What to produce. Transcribe every line exactly and omit anything that is a picture.

***** Dataset extract *****

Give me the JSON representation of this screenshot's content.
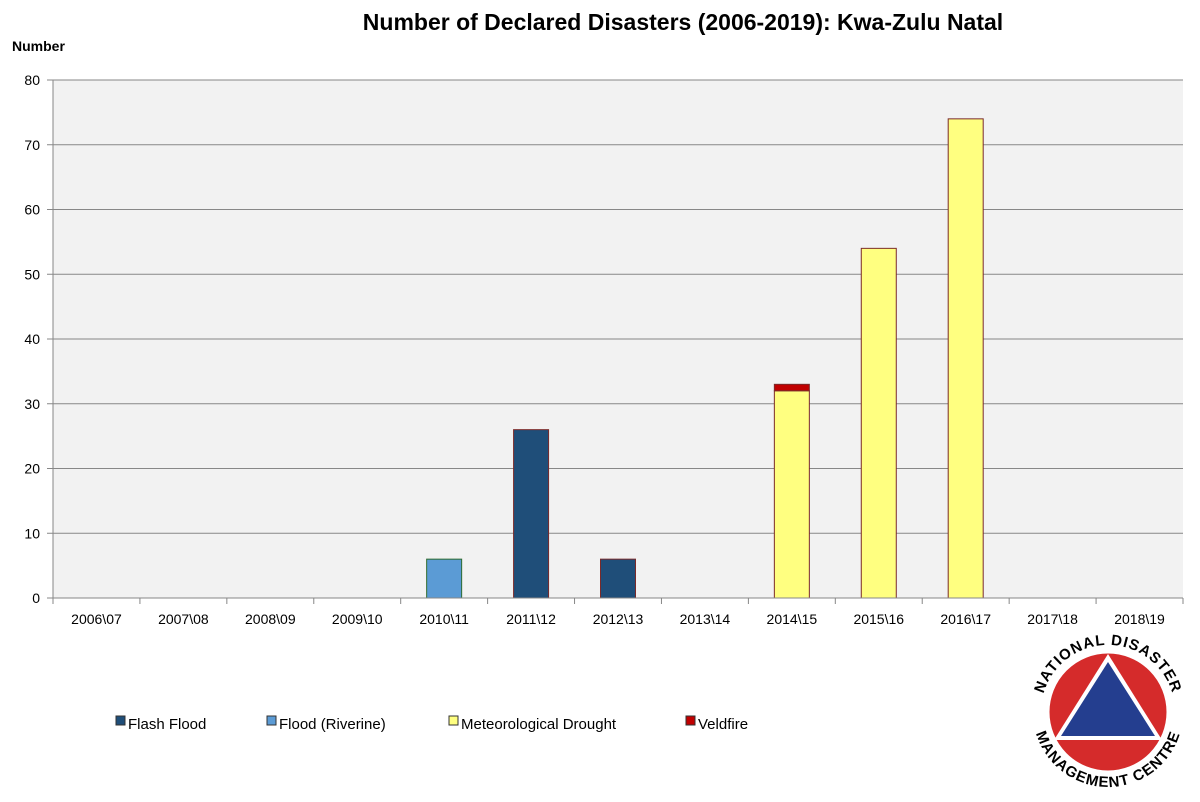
{
  "chart_data": {
    "type": "bar",
    "stacked": true,
    "title": "Number of Declared Disasters (2006-2019): Kwa-Zulu Natal",
    "ylabel": "Number",
    "xlabel": "",
    "ylim": [
      0,
      80
    ],
    "yticks": [
      0,
      10,
      20,
      30,
      40,
      50,
      60,
      70,
      80
    ],
    "grid": true,
    "legend_position": "bottom",
    "categories": [
      "2006\\07",
      "2007\\08",
      "2008\\09",
      "2009\\10",
      "2010\\11",
      "2011\\12",
      "2012\\13",
      "2013\\14",
      "2014\\15",
      "2015\\16",
      "2016\\17",
      "2017\\18",
      "2018\\19"
    ],
    "series": [
      {
        "name": "Flash Flood",
        "color": "#1f4e79",
        "values": [
          0,
          0,
          0,
          0,
          0,
          26,
          6,
          0,
          0,
          0,
          0,
          0,
          0
        ]
      },
      {
        "name": "Flood (Riverine)",
        "color": "#5b9bd5",
        "values": [
          0,
          0,
          0,
          0,
          6,
          0,
          0,
          0,
          0,
          0,
          0,
          0,
          0
        ]
      },
      {
        "name": "Meteorological Drought",
        "color": "#ffff80",
        "values": [
          0,
          0,
          0,
          0,
          0,
          0,
          0,
          0,
          32,
          54,
          74,
          0,
          0
        ]
      },
      {
        "name": "Veldfire",
        "color": "#c00000",
        "values": [
          0,
          0,
          0,
          0,
          0,
          0,
          0,
          0,
          1,
          0,
          0,
          0,
          0
        ]
      }
    ]
  },
  "logo": {
    "top_text": "NATIONAL DISASTER",
    "bottom_text": "MANAGEMENT CENTRE",
    "ring_color": "#d52b2b",
    "triangle_color": "#243e8f"
  }
}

*****

Completed task.
Give me the JSON representation of this screenshot's content.
{
  "chart_data": {
    "type": "bar",
    "stacked": true,
    "title": "Number of Declared Disasters (2006-2019): Kwa-Zulu Natal",
    "ylabel": "Number",
    "xlabel": "",
    "ylim": [
      0,
      80
    ],
    "yticks": [
      0,
      10,
      20,
      30,
      40,
      50,
      60,
      70,
      80
    ],
    "grid": true,
    "legend_position": "bottom",
    "categories": [
      "2006\\07",
      "2007\\08",
      "2008\\09",
      "2009\\10",
      "2010\\11",
      "2011\\12",
      "2012\\13",
      "2013\\14",
      "2014\\15",
      "2015\\16",
      "2016\\17",
      "2017\\18",
      "2018\\19"
    ],
    "series": [
      {
        "name": "Flash Flood",
        "color": "#1f4e79",
        "values": [
          0,
          0,
          0,
          0,
          0,
          26,
          6,
          0,
          0,
          0,
          0,
          0,
          0
        ]
      },
      {
        "name": "Flood (Riverine)",
        "color": "#5b9bd5",
        "values": [
          0,
          0,
          0,
          0,
          6,
          0,
          0,
          0,
          0,
          0,
          0,
          0,
          0
        ]
      },
      {
        "name": "Meteorological Drought",
        "color": "#ffff80",
        "values": [
          0,
          0,
          0,
          0,
          0,
          0,
          0,
          0,
          32,
          54,
          74,
          0,
          0
        ]
      },
      {
        "name": "Veldfire",
        "color": "#c00000",
        "values": [
          0,
          0,
          0,
          0,
          0,
          0,
          0,
          0,
          1,
          0,
          0,
          0,
          0
        ]
      }
    ]
  },
  "logo": {
    "top_text": "NATIONAL DISASTER",
    "bottom_text": "MANAGEMENT CENTRE",
    "ring_color": "#d52b2b",
    "triangle_color": "#243e8f"
  }
}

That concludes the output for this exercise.